* _JOB_
Search the records for "title" and copy each line that holds it.

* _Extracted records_
============

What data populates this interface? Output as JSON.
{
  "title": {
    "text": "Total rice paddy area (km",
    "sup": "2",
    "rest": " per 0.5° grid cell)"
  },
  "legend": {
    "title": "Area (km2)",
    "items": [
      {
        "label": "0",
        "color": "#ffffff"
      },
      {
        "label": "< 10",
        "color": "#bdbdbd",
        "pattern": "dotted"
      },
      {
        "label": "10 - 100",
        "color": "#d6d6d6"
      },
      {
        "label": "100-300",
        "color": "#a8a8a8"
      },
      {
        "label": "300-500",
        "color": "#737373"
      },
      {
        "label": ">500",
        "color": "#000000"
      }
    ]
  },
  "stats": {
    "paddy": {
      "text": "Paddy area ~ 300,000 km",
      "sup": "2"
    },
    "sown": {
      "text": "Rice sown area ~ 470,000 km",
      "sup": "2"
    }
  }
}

============

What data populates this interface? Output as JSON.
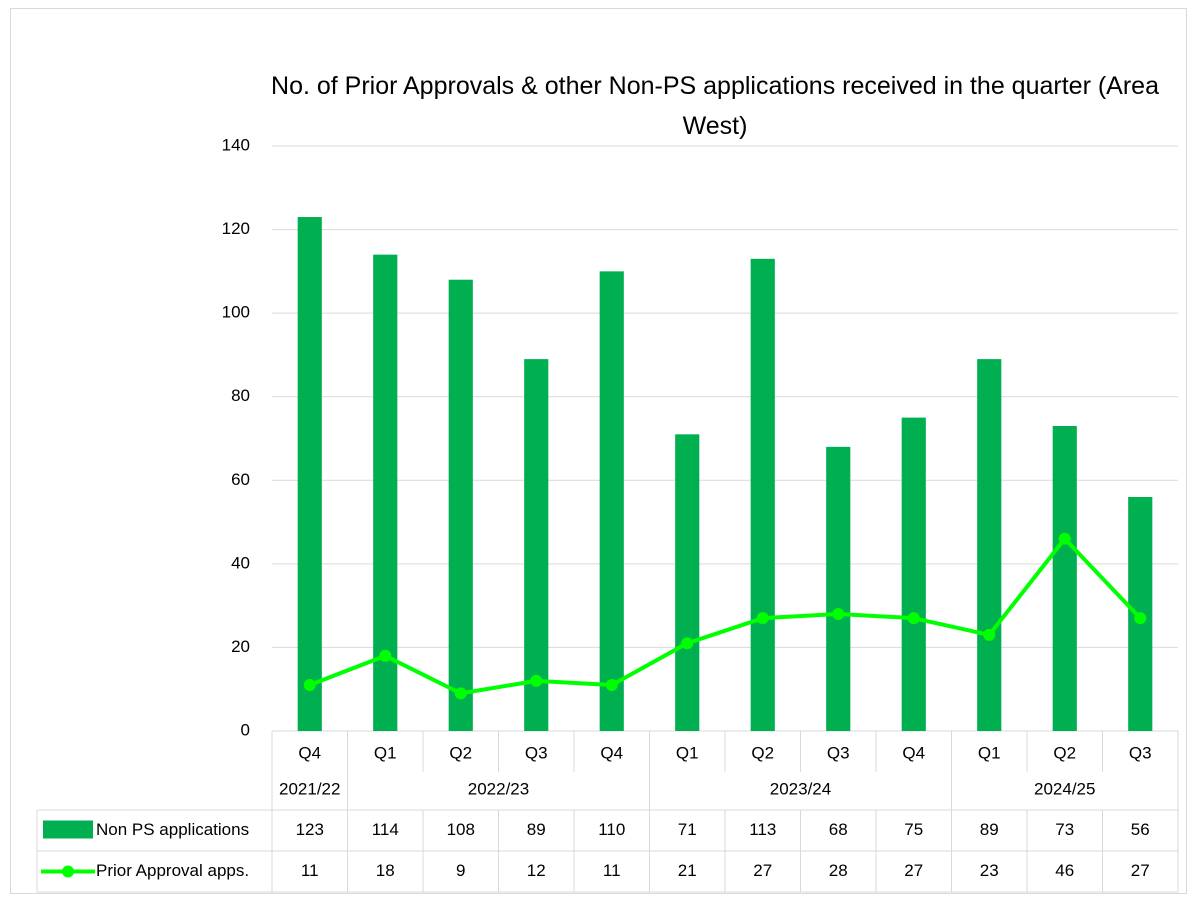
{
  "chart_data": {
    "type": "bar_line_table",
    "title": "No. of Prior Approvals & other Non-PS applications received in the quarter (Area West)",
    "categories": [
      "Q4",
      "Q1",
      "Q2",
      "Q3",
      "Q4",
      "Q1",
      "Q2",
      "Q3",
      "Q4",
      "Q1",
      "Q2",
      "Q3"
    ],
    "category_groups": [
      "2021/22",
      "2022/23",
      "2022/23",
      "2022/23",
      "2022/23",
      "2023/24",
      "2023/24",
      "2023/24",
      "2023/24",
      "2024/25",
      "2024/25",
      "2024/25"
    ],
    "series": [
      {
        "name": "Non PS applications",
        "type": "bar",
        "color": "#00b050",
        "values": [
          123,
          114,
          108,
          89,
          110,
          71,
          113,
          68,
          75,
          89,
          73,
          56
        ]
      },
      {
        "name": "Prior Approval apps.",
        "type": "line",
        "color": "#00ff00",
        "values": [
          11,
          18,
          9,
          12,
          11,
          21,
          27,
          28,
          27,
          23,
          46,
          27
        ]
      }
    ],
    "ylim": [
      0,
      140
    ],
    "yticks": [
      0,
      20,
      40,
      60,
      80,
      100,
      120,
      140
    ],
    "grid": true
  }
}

============

* _SOLUTION TO THIS TASK_
  "title": {
    "title": "Area (km2)",
    "title": "No. of Prior Approvals & other Non-PS applications received in the quarter (Area West)",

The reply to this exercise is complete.